* **TASK**
Quote the records beneath, complete and exact. Leave out images.
• • • •
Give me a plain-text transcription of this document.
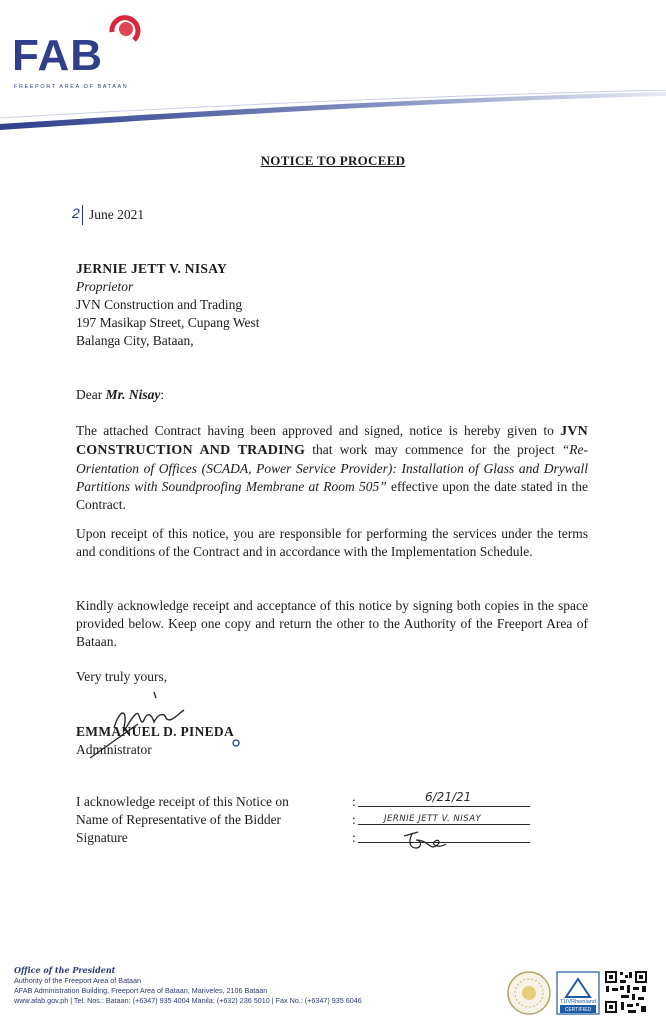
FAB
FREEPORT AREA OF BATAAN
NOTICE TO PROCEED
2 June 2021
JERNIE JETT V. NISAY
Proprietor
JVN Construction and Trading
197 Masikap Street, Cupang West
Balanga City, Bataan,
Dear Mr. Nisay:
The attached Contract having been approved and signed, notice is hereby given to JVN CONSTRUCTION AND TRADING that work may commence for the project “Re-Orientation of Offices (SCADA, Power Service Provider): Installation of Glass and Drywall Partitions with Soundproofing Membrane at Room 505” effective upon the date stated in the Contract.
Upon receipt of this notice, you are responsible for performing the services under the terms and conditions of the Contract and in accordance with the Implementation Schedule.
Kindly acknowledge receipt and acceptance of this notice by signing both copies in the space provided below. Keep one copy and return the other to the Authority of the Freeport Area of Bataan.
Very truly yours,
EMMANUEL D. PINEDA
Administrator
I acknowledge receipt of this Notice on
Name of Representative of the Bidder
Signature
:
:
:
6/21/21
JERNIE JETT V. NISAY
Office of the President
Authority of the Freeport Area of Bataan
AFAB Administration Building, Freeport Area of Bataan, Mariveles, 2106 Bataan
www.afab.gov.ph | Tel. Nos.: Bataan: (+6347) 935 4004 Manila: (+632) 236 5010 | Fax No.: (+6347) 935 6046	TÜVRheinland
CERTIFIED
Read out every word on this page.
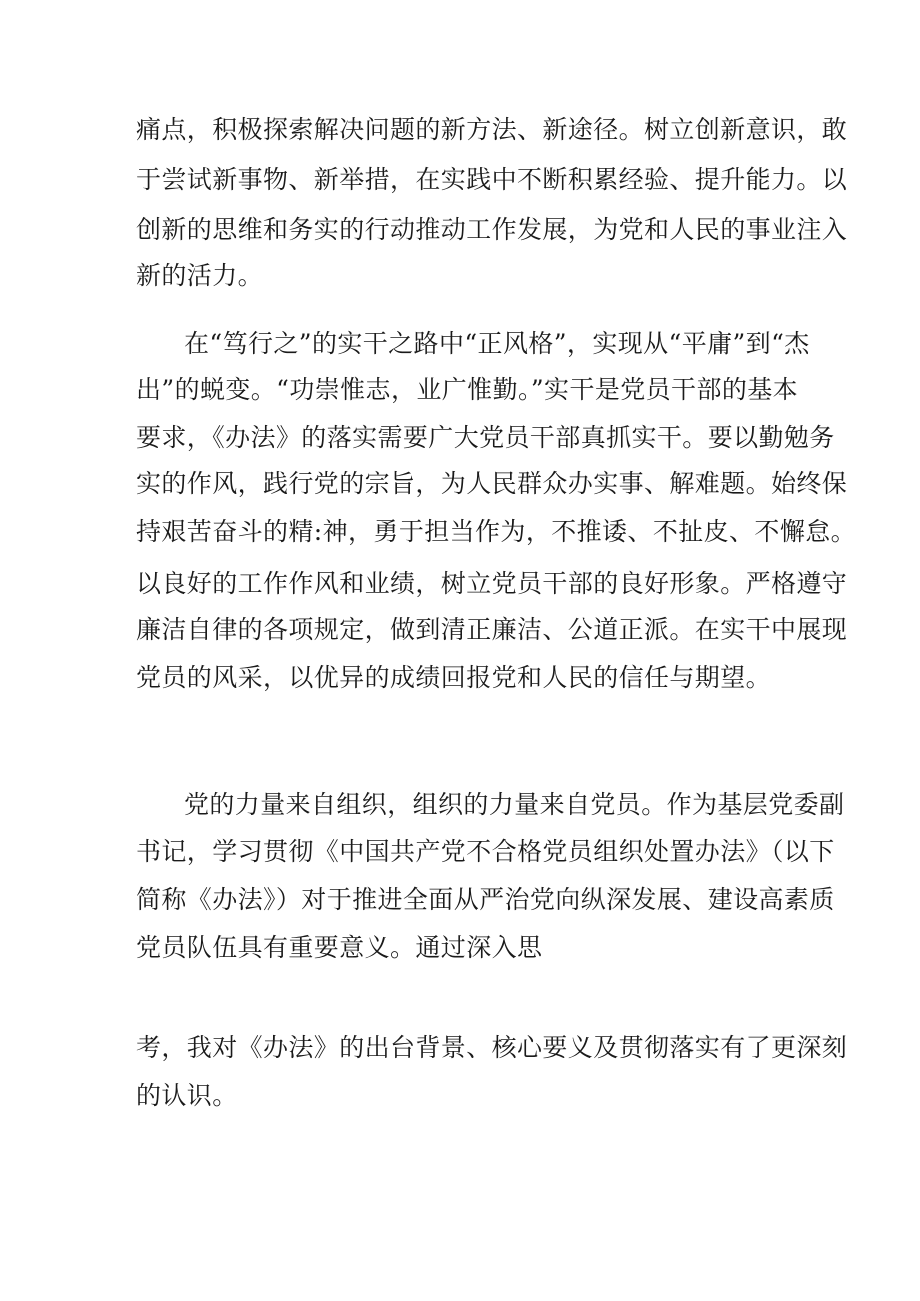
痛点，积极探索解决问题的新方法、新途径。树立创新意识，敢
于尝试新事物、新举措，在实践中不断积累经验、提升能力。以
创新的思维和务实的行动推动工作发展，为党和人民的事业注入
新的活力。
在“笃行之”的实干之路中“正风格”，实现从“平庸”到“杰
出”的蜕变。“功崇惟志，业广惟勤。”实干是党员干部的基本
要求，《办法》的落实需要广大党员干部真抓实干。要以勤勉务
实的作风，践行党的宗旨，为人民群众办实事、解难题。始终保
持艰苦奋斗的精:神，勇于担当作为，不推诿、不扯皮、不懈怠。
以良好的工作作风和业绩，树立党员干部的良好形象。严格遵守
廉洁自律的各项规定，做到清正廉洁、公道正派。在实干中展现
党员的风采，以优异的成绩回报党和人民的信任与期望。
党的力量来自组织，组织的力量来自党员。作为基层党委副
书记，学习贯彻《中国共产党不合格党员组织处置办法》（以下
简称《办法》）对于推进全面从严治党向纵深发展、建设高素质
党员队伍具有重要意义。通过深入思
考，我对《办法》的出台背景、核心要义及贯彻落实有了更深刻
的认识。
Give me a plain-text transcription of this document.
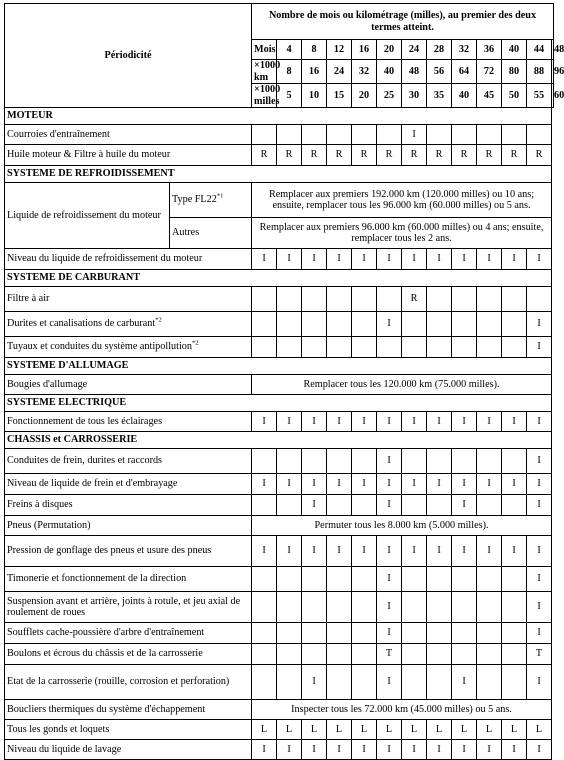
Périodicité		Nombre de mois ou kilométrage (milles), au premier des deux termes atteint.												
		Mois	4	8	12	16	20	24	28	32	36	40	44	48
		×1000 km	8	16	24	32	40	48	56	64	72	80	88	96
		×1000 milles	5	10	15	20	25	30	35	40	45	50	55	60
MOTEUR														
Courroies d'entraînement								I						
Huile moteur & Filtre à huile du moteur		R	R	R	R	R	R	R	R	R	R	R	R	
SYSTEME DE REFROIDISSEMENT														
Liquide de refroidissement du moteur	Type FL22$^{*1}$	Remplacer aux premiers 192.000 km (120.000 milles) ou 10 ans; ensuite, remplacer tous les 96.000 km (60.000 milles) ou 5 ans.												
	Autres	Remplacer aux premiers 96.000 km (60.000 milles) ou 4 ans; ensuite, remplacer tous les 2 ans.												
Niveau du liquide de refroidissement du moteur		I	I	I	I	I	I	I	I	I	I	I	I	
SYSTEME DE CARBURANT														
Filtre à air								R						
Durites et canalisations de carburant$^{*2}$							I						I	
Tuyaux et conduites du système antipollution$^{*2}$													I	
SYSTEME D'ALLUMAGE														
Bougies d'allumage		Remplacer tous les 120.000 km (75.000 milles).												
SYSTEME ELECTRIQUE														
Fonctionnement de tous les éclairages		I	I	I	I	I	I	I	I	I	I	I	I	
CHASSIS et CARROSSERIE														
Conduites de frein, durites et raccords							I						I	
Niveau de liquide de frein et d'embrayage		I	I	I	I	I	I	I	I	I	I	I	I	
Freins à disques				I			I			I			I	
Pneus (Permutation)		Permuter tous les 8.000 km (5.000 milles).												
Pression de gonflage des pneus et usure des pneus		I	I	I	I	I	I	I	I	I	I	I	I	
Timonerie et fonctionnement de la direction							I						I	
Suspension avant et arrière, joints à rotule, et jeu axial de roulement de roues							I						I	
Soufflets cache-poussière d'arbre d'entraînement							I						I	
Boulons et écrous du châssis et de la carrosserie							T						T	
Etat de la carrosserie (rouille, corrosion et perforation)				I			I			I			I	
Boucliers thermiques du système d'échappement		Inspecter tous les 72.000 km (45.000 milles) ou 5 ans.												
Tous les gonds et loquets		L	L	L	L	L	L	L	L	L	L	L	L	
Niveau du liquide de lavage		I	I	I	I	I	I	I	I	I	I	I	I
• • • •
* **THE RESPONSE**
Give me a plain-text transcription of this document.
FAB
FREEPORT AREA OF BATAAN
NOTICE TO PROCEED
2 June 2021
JERNIE JETT V. NISAY
Proprietor
JVN Construction and Trading
197 Masikap Street, Cupang West
Balanga City, Bataan,
Dear Mr. Nisay:
The attached Contract having been approved and signed, notice is hereby given to JVN CONSTRUCTION AND TRADING that work may commence for the project “Re-Orientation of Offices (SCADA, Power Service Provider): Installation of Glass and Drywall Partitions with Soundproofing Membrane at Room 505” effective upon the date stated in the Contract.
Upon receipt of this notice, you are responsible for performing the services under the terms and conditions of the Contract and in accordance with the Implementation Schedule.
Kindly acknowledge receipt and acceptance of this notice by signing both copies in the space provided below. Keep one copy and return the other to the Authority of the Freeport Area of Bataan.
Very truly yours,
EMMANUEL D. PINEDA
Administrator
I acknowledge receipt of this Notice on
Name of Representative of the Bidder
Signature
:
:
:
6/21/21
JERNIE JETT V. NISAY
Office of the President
Authority of the Freeport Area of Bataan
AFAB Administration Building, Freeport Area of Bataan, Mariveles, 2106 Bataan
www.afab.gov.ph | Tel. Nos.: Bataan: (+6347) 935 4004 Manila: (+632) 236 5010 | Fax No.: (+6347) 935 6046	TÜVRheinland
CERTIFIED
Read out every word on this page.
痛点，积极探索解决问题的新方法、新途径。树立创新意识，敢
于尝试新事物、新举措，在实践中不断积累经验、提升能力。以
创新的思维和务实的行动推动工作发展，为党和人民的事业注入
新的活力。
在“笃行之”的实干之路中“正风格”，实现从“平庸”到“杰
出”的蜕变。“功崇惟志，业广惟勤。”实干是党员干部的基本
要求，《办法》的落实需要广大党员干部真抓实干。要以勤勉务
实的作风，践行党的宗旨，为人民群众办实事、解难题。始终保
持艰苦奋斗的精:神，勇于担当作为，不推诿、不扯皮、不懈怠。
以良好的工作作风和业绩，树立党员干部的良好形象。严格遵守
廉洁自律的各项规定，做到清正廉洁、公道正派。在实干中展现
党员的风采，以优异的成绩回报党和人民的信任与期望。
党的力量来自组织，组织的力量来自党员。作为基层党委副
书记，学习贯彻《中国共产党不合格党员组织处置办法》（以下
简称《办法》）对于推进全面从严治党向纵深发展、建设高素质
党员队伍具有重要意义。通过深入思
考，我对《办法》的出台背景、核心要义及贯彻落实有了更深刻
的认识。
Give me a plain-text transcription of this document.
Périodicité		Nombre de mois ou kilométrage (milles), au premier des deux termes atteint.												
		Mois	4	8	12	16	20	24	28	32	36	40	44	48
		×1000 km	8	16	24	32	40	48	56	64	72	80	88	96
		×1000 milles	5	10	15	20	25	30	35	40	45	50	55	60
MOTEUR														
Courroies d'entraînement								I						
Huile moteur & Filtre à huile du moteur		R	R	R	R	R	R	R	R	R	R	R	R	
SYSTEME DE REFROIDISSEMENT														
Liquide de refroidissement du moteur	Type FL22$^{*1}$	Remplacer aux premiers 192.000 km (120.000 milles) ou 10 ans; ensuite, remplacer tous les 96.000 km (60.000 milles) ou 5 ans.												
	Autres	Remplacer aux premiers 96.000 km (60.000 milles) ou 4 ans; ensuite, remplacer tous les 2 ans.												
Niveau du liquide de refroidissement du moteur		I	I	I	I	I	I	I	I	I	I	I	I	
SYSTEME DE CARBURANT														
Filtre à air								R						
Durites et canalisations de carburant$^{*2}$							I						I	
Tuyaux et conduites du système antipollution$^{*2}$													I	
SYSTEME D'ALLUMAGE														
Bougies d'allumage		Remplacer tous les 120.000 km (75.000 milles).												
SYSTEME ELECTRIQUE														
Fonctionnement de tous les éclairages		I	I	I	I	I	I	I	I	I	I	I	I	
CHASSIS et CARROSSERIE														
Conduites de frein, durites et raccords							I						I	
Niveau de liquide de frein et d'embrayage		I	I	I	I	I	I	I	I	I	I	I	I	
Freins à disques				I			I			I			I	
Pneus (Permutation)		Permuter tous les 8.000 km (5.000 milles).												
Pression de gonflage des pneus et usure des pneus		I	I	I	I	I	I	I	I	I	I	I	I	
Timonerie et fonctionnement de la direction							I						I	
Suspension avant et arrière, joints à rotule, et jeu axial de roulement de roues							I						I	
Soufflets cache-poussière d'arbre d'entraînement							I						I	
Boulons et écrous du châssis et de la carrosserie							T						T	
Etat de la carrosserie (rouille, corrosion et perforation)				I			I			I			I	
Boucliers thermiques du système d'échappement		Inspecter tous les 72.000 km (45.000 milles) ou 5 ans.												
Tous les gonds et loquets		L	L	L	L	L	L	L	L	L	L	L	L	
Niveau du liquide de lavage		I	I	I	I	I	I	I	I	I	I	I	I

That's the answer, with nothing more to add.